▶ [WRITTEN EXERCISE 1]: Could you edit the rows below, starting with the row that contains "item-title: 仲裁官之判 — [20, 89, 125, 113]" and going on through the row that contains "effect-bullet: ◆ 取消防御模式 — [60, 367, 400, 391]", so that "effect-text" becomes "effect-line" and nothing else changes? Return only those rows.

The Barefoot Photographer®

a photography blog

Wednesday, January 27, 2016

Fayette County Public Arts Committee Lays an Egg

The latest meeting of the Fayette County (Georgia) Public Arts Committee came to order at 7pm on January 25 in the public meeting room in the county complex. First update on the agenda; In God We Trust project. Commissioner Steve Brown let everyone know that the project was no longer an art committee project, the Board of Commissioners had taken it over.

Commissioner Steve Brown said, “The Board of Commissioners threw the whole thing out and started over.”

Even though the committee no longer had control, a 10 to 15 minute discussion proceeded to dissect the project for font choice, color, size, and placement.

We learned that the infamous Photographers’ Agreement was still with the county attorney.

▶ [INPUT ROWS]:
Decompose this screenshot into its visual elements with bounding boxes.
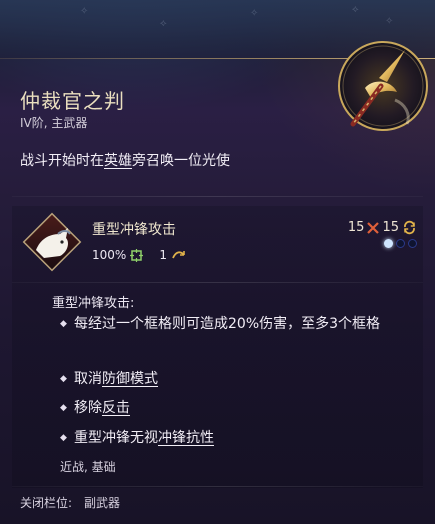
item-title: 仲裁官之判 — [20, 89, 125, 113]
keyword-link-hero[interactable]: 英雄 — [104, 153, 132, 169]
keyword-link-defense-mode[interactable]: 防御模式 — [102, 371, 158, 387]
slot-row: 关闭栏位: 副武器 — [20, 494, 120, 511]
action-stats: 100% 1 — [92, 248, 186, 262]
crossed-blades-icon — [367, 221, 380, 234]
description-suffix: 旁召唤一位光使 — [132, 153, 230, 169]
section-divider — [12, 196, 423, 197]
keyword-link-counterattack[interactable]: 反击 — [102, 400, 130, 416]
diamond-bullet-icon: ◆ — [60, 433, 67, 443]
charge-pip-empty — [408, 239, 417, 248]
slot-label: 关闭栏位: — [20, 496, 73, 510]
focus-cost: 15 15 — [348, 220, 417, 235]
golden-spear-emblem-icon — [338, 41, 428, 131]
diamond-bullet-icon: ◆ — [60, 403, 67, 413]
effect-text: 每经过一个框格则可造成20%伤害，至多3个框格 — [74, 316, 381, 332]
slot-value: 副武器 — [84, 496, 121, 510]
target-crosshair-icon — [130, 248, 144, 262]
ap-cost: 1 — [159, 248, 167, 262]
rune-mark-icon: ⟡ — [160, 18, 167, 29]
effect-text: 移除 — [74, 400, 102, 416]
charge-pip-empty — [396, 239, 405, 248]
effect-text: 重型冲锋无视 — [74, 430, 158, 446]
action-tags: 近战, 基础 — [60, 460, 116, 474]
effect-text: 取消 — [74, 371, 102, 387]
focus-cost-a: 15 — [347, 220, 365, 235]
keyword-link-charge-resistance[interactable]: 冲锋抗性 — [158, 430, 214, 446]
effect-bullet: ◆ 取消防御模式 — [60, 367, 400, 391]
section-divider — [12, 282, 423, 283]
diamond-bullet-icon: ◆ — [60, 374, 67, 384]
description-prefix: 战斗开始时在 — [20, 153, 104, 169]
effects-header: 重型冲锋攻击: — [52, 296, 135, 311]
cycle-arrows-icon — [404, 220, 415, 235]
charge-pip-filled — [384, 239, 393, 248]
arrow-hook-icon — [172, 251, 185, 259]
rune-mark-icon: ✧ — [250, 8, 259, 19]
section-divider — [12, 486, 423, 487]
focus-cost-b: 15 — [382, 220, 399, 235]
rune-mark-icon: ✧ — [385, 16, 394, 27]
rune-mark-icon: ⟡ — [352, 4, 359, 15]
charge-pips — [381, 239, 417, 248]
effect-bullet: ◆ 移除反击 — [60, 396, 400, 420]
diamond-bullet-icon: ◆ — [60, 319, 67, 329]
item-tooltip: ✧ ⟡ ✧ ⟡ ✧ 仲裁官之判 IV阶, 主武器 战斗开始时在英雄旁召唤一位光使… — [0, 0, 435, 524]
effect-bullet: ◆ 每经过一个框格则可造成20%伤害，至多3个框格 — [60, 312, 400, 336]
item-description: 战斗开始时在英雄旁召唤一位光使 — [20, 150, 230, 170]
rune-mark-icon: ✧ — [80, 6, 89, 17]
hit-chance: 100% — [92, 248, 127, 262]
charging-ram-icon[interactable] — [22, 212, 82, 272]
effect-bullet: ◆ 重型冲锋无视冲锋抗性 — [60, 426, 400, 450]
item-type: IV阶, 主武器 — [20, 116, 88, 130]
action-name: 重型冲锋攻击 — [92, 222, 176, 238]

▶ [WRITTEN EXERCISE 2]: Can you return the full blog post above about the Fayette County Public Arts Committee meeting, word for word?

▶ [TASK RESPONSE 1]:
item-title: 仲裁官之判 — [20, 89, 125, 113]
keyword-link-hero[interactable]: 英雄 — [104, 153, 132, 169]
keyword-link-defense-mode[interactable]: 防御模式 — [102, 371, 158, 387]
slot-row: 关闭栏位: 副武器 — [20, 494, 120, 511]
action-stats: 100% 1 — [92, 248, 186, 262]
crossed-blades-icon — [367, 221, 380, 234]
description-suffix: 旁召唤一位光使 — [132, 153, 230, 169]
section-divider — [12, 196, 423, 197]
keyword-link-counterattack[interactable]: 反击 — [102, 400, 130, 416]
diamond-bullet-icon: ◆ — [60, 433, 67, 443]
charge-pip-empty — [408, 239, 417, 248]
slot-label: 关闭栏位: — [20, 496, 73, 510]
focus-cost: 15 15 — [348, 220, 417, 235]
golden-spear-emblem-icon — [338, 41, 428, 131]
diamond-bullet-icon: ◆ — [60, 403, 67, 413]
effect-line: 每经过一个框格则可造成20%伤害，至多3个框格 — [74, 316, 381, 332]
slot-value: 副武器 — [84, 496, 121, 510]
target-crosshair-icon — [130, 248, 144, 262]
ap-cost: 1 — [159, 248, 167, 262]
rune-mark-icon: ⟡ — [160, 18, 167, 29]
effect-line: 移除 — [74, 400, 102, 416]
charge-pip-empty — [396, 239, 405, 248]
effect-line: 重型冲锋无视 — [74, 430, 158, 446]
action-tags: 近战, 基础 — [60, 460, 116, 474]
effect-line: 取消 — [74, 371, 102, 387]
focus-cost-a: 15 — [347, 220, 365, 235]
keyword-link-charge-resistance[interactable]: 冲锋抗性 — [158, 430, 214, 446]
effect-bullet: ◆ 取消防御模式 — [60, 367, 400, 391]

▶ [TASK RESPONSE 2]:
The Barefoot Photographer®

a photography blog

Wednesday, January 27, 2016

Fayette County Public Arts Committee Lays an Egg

The latest meeting of the Fayette County (Georgia) Public Arts Committee came to order at 7pm on January 25 in the public meeting room in the county complex. First update on the agenda; In God We Trust project. Commissioner Steve Brown let everyone know that the project was no longer an art committee project, the Board of Commissioners had taken it over.

Commissioner Steve Brown said, “The Board of Commissioners threw the whole thing out and started over.”

Even though the committee no longer had control, a 10 to 15 minute discussion proceeded to dissect the project for font choice, color, size, and placement.

We learned that the infamous Photographers’ Agreement was still with the county attorney.